## Start ENTRIES
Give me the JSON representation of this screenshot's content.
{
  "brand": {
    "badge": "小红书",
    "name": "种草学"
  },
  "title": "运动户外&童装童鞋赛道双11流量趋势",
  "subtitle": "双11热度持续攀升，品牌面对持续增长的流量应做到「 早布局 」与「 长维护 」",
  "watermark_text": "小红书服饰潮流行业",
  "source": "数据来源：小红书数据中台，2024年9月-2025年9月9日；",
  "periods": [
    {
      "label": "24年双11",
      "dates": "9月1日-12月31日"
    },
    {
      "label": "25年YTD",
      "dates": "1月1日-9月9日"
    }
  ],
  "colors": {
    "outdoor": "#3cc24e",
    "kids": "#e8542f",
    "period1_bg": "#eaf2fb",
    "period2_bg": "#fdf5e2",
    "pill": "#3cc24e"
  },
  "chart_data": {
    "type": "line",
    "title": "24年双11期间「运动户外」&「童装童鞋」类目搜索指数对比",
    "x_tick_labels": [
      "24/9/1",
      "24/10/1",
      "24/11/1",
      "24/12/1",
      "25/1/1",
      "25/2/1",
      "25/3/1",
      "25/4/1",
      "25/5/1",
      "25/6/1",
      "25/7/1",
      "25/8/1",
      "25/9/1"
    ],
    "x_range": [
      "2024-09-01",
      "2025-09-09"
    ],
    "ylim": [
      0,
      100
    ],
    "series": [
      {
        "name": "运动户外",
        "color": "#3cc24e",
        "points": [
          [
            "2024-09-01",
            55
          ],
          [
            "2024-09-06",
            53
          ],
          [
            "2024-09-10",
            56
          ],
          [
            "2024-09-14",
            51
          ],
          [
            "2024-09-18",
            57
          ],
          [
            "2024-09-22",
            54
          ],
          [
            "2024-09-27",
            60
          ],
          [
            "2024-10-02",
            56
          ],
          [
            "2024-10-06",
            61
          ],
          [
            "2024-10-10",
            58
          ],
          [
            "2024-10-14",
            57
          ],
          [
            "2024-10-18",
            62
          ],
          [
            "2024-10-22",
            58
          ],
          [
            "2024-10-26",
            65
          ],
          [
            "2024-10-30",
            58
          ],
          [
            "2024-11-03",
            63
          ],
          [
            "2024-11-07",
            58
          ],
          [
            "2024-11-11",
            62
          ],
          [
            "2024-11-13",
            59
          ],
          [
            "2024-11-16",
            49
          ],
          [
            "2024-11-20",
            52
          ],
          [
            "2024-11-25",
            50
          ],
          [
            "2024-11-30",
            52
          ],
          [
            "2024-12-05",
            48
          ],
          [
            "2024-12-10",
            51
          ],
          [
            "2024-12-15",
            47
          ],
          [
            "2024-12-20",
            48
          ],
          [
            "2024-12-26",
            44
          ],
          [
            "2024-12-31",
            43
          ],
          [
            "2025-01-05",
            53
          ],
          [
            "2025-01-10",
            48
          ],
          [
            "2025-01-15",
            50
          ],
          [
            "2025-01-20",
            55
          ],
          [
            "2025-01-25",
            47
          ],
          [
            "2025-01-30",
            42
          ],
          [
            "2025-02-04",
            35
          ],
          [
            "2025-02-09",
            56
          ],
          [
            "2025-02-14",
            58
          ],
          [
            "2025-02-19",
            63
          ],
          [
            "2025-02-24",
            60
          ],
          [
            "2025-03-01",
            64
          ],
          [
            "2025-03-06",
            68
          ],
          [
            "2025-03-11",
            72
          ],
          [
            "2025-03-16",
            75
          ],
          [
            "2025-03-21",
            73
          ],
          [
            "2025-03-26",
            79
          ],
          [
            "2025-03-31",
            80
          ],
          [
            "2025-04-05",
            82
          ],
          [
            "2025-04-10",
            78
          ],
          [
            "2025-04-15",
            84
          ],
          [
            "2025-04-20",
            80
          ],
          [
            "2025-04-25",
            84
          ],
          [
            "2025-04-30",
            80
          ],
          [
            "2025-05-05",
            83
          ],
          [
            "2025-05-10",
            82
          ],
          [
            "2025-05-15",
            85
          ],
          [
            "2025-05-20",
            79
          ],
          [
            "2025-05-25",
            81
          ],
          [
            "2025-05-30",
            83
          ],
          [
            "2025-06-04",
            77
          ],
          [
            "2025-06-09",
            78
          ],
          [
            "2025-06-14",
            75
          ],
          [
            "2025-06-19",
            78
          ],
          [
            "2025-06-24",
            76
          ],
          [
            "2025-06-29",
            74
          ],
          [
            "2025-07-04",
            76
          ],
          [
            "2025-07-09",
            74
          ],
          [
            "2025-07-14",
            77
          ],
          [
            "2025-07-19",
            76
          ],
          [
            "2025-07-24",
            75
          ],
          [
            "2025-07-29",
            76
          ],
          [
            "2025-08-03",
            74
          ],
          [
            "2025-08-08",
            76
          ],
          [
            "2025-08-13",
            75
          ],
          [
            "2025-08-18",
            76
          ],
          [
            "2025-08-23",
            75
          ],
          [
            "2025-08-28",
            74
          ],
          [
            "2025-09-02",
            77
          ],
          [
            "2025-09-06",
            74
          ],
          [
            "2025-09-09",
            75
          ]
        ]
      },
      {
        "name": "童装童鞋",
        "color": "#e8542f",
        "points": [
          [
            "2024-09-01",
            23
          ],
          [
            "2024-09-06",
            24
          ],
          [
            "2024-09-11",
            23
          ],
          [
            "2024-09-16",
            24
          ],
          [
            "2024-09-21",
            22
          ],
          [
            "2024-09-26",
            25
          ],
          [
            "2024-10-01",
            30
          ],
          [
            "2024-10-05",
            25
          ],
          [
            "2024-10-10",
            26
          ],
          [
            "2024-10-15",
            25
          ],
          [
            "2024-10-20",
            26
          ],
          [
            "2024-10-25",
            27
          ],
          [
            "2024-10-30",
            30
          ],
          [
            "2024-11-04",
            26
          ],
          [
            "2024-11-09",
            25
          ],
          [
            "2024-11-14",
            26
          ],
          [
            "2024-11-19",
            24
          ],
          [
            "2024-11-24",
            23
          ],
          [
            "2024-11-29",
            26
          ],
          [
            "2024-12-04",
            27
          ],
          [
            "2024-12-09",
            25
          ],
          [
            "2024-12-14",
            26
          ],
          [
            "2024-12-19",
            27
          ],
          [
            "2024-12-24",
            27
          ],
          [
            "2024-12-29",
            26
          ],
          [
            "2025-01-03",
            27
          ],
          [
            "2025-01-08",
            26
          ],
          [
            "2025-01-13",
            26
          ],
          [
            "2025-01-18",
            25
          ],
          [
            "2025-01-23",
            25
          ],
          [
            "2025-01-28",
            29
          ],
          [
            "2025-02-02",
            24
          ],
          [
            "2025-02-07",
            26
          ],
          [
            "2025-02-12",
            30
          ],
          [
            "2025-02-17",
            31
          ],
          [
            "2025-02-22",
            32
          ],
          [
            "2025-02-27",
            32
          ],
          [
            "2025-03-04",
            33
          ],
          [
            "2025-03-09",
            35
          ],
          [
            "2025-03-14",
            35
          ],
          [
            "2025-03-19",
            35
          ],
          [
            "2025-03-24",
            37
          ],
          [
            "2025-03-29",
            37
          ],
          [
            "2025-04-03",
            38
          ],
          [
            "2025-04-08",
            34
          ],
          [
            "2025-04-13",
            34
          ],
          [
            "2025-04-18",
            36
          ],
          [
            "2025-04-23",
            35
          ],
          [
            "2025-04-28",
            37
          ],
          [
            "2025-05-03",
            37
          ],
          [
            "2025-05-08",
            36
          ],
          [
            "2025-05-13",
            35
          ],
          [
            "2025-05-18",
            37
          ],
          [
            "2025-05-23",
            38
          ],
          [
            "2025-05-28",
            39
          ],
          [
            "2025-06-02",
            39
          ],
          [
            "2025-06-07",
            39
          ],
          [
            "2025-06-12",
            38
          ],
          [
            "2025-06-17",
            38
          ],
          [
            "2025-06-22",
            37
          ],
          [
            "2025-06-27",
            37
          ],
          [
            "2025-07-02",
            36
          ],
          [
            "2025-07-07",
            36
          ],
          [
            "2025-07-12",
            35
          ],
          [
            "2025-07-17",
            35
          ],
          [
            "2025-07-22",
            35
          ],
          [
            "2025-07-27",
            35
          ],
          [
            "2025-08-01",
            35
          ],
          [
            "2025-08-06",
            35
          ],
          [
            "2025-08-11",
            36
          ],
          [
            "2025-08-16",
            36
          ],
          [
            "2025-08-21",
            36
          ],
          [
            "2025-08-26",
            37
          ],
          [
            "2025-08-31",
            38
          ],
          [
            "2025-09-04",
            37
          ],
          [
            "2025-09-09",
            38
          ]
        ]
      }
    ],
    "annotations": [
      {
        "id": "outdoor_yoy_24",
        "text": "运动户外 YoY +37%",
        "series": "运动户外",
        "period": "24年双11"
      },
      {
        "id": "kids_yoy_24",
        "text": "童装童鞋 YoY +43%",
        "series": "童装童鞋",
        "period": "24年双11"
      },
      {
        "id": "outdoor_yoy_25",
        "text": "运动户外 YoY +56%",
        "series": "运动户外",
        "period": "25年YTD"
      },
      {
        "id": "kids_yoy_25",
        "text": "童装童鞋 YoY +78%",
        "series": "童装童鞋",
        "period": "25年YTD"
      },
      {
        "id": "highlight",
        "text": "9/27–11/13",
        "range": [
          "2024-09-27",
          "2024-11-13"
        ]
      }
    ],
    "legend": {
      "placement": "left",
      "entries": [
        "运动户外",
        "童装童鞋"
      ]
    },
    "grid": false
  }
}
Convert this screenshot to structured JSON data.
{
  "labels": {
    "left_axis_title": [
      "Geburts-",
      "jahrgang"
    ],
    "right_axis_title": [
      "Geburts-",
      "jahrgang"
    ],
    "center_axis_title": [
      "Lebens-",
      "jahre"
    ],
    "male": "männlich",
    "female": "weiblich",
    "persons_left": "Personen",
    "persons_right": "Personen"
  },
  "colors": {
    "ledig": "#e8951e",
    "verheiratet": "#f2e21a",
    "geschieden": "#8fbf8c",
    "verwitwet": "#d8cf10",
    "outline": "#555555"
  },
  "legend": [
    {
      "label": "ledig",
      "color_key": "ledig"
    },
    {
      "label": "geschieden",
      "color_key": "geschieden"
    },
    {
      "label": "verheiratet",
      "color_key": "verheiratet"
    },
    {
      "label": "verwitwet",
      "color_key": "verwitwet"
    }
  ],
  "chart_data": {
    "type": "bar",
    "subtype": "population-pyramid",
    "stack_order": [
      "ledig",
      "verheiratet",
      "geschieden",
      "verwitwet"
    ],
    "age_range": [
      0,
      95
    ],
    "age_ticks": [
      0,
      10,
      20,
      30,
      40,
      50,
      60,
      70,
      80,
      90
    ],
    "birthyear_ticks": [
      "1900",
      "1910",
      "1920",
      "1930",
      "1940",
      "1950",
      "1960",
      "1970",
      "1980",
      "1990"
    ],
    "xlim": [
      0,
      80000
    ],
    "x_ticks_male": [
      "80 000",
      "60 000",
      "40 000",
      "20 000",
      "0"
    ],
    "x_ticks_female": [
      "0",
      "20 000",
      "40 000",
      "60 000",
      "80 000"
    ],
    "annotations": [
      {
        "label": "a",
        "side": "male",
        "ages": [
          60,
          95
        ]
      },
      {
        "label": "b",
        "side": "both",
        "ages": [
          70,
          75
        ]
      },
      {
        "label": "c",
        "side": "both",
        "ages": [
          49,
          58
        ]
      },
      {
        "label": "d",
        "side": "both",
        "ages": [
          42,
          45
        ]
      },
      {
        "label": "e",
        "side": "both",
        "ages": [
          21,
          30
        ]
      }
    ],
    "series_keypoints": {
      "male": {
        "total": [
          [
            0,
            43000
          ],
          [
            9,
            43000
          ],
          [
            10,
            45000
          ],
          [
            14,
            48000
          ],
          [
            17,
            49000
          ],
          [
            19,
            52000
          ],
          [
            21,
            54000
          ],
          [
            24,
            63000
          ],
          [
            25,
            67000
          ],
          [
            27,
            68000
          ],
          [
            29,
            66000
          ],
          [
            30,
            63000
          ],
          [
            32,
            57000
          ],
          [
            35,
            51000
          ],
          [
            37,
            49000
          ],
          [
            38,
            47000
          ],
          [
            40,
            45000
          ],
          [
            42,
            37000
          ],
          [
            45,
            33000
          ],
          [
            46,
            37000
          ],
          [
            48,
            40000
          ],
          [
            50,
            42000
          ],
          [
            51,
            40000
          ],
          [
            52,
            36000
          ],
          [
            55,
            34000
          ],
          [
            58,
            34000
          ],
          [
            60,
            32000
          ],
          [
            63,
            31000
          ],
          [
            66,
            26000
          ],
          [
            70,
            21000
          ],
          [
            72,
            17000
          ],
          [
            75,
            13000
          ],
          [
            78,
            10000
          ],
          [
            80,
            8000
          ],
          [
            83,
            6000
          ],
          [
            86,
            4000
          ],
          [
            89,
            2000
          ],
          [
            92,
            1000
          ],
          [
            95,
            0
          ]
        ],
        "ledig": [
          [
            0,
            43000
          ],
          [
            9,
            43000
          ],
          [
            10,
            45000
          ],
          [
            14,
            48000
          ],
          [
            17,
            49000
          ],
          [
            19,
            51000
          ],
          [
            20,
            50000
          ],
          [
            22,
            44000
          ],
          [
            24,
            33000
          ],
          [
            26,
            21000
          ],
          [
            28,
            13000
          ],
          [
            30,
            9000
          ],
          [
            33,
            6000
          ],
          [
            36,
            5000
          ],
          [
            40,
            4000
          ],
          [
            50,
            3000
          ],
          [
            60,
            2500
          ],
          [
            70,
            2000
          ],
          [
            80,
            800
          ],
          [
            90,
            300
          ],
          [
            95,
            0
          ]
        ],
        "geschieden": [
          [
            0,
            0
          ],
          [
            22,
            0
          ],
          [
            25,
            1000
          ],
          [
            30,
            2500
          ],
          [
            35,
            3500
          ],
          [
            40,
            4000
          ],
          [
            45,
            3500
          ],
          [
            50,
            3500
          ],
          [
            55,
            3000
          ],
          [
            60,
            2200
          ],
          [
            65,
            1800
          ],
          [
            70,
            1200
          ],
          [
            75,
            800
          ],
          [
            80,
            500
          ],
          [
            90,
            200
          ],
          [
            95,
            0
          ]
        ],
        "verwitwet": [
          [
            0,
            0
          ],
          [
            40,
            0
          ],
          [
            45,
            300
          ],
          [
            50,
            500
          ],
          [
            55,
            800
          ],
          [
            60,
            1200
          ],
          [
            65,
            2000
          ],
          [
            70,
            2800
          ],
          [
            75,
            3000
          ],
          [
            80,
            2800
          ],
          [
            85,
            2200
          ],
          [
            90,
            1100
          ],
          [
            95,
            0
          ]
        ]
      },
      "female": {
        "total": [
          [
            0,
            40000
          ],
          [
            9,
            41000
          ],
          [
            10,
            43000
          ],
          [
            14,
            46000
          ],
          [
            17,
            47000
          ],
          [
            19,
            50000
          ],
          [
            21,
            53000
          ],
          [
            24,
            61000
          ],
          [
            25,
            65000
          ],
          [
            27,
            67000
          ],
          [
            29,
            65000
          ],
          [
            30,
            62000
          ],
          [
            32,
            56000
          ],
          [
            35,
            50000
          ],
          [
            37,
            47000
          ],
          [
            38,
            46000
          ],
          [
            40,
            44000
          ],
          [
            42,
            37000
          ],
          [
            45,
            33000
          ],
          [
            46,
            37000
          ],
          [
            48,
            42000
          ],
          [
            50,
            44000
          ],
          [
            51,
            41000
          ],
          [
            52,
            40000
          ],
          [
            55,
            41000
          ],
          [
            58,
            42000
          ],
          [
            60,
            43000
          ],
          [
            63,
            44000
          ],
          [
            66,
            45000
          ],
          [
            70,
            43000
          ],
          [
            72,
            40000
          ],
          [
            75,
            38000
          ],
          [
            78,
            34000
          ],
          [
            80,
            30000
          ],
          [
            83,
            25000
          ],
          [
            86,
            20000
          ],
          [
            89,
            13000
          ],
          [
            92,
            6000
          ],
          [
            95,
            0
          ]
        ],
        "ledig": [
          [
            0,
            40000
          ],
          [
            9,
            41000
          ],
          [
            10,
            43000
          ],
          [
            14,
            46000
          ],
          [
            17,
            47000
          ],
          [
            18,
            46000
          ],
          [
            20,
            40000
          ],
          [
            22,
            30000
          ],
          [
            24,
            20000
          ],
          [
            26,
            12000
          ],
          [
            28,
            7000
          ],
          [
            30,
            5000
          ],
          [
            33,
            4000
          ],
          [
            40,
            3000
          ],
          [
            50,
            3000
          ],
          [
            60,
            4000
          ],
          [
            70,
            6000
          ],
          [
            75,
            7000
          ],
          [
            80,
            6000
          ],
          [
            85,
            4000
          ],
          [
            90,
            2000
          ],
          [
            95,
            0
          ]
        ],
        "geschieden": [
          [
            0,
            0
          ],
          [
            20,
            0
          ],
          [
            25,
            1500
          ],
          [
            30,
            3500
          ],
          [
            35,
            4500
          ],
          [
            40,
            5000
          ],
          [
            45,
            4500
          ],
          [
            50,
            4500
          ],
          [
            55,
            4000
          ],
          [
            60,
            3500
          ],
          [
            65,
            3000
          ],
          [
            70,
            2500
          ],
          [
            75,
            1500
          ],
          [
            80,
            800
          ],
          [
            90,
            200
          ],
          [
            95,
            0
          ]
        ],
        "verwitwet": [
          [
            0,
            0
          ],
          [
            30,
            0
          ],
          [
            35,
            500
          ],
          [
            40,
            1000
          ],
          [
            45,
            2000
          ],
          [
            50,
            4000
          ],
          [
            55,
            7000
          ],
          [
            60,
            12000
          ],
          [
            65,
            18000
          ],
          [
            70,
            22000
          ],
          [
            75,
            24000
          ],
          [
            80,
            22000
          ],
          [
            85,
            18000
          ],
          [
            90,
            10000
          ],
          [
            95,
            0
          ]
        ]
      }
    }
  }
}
## End ENTRIES
## GOAL
Which lines above hold the word "geschieden"? Copy each of them.

## COMPLETE ANSWER
    "geschieden": "#8fbf8c",
      "label": "geschieden",
      "color_key": "geschieden"
      "geschieden",
        "geschieden": [
        "geschieden": [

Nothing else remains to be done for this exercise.